* [Goal of the exercise]: Search the records for lines that contain the word "might". Copy them all.
:: Data for the task ::
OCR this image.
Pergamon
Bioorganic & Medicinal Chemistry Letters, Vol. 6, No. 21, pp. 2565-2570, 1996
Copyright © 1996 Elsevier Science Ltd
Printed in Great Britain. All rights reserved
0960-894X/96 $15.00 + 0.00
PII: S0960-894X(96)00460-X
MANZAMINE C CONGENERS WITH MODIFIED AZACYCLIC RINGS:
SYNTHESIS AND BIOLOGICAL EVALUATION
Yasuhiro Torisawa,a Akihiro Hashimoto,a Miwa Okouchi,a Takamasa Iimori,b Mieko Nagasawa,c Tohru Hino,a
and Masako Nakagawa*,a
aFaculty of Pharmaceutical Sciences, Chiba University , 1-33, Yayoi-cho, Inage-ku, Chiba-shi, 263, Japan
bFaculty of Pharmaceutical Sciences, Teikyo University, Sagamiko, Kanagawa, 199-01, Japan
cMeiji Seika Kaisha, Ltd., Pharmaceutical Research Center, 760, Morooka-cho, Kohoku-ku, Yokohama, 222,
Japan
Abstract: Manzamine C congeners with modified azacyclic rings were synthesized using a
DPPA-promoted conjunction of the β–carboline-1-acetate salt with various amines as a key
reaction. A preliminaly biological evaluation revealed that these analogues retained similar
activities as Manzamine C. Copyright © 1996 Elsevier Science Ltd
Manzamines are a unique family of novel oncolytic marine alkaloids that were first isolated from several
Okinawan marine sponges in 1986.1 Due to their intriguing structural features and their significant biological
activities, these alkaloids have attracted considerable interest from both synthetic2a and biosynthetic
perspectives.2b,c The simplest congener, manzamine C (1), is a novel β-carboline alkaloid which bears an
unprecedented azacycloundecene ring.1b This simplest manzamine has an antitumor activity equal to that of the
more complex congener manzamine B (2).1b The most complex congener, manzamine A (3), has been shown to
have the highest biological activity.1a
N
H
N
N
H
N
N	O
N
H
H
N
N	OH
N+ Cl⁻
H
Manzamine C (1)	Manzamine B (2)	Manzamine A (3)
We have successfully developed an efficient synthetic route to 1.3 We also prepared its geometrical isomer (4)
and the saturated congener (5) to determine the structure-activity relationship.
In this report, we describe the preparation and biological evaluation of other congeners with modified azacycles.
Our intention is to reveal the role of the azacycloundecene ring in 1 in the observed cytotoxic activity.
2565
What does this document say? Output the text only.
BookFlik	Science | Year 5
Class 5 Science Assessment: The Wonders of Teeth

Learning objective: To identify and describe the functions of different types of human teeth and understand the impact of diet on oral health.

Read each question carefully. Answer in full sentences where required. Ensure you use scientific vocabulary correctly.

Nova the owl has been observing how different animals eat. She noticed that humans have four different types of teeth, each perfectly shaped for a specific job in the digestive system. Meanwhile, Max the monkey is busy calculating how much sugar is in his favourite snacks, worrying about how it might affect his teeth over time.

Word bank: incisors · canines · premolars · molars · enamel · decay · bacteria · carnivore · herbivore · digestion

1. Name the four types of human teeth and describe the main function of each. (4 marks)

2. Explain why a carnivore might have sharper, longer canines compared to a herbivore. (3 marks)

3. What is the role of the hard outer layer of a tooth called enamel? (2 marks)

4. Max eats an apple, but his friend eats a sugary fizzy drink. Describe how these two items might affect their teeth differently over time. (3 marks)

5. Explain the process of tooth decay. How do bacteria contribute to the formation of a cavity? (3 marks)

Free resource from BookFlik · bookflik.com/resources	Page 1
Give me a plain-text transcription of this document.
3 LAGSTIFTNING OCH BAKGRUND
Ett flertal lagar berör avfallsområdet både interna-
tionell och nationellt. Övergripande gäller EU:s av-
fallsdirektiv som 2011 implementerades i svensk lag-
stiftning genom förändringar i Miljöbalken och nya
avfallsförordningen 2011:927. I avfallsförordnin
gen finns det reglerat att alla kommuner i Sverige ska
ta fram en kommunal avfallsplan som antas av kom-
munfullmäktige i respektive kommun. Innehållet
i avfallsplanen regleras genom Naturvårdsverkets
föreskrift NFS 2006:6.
:::
:: Data for the task ::
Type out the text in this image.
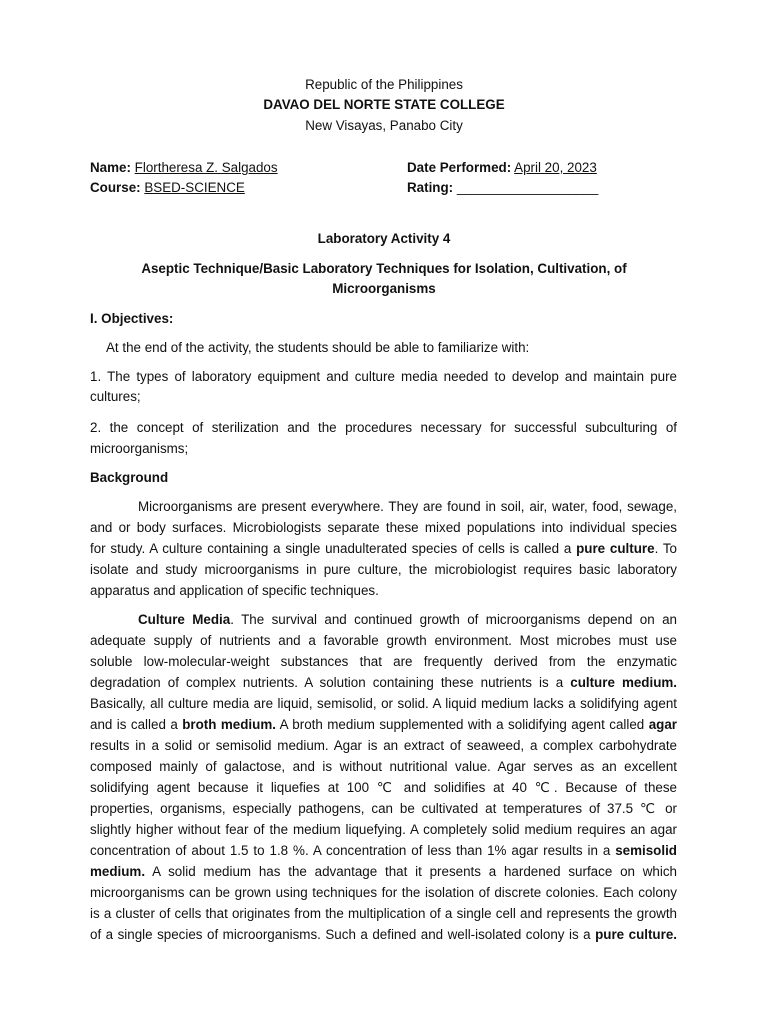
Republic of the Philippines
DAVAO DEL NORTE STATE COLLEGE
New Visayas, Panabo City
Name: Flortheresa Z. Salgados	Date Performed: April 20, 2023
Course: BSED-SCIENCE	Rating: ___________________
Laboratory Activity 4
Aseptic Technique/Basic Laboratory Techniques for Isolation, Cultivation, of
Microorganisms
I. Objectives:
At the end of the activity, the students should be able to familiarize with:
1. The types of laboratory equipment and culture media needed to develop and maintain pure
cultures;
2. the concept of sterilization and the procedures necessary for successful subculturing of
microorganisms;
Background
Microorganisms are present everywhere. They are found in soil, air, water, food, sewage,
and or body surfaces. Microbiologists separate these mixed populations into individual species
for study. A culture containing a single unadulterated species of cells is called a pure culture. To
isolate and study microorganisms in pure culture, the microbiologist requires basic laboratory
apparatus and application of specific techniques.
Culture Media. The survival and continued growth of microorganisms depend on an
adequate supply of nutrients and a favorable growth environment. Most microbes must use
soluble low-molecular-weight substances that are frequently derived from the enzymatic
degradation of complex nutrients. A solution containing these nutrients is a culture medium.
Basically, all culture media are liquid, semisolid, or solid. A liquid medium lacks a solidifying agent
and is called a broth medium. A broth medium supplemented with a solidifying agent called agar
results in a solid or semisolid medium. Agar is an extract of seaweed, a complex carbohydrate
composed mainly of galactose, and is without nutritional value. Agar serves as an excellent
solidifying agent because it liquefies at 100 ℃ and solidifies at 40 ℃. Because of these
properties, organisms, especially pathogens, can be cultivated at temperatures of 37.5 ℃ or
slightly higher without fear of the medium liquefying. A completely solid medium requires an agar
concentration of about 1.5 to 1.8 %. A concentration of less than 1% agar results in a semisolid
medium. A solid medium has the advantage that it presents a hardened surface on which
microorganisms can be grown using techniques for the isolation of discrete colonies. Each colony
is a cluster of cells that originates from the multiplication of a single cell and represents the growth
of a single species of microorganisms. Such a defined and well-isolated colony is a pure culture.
:::
* [Task result]:
Nova the owl has been observing how different animals eat. She noticed that humans have four different types of teeth, each perfectly shaped for a specific job in the digestive system. Meanwhile, Max the monkey is busy calculating how much sugar is in his favourite snacks, worrying about how it might affect his teeth over time.
2. Explain why a carnivore might have sharper, longer canines compared to a herbivore. (3 marks)
4. Max eats an apple, but his friend eats a sugary fizzy drink. Describe how these two items might affect their teeth differently over time. (3 marks)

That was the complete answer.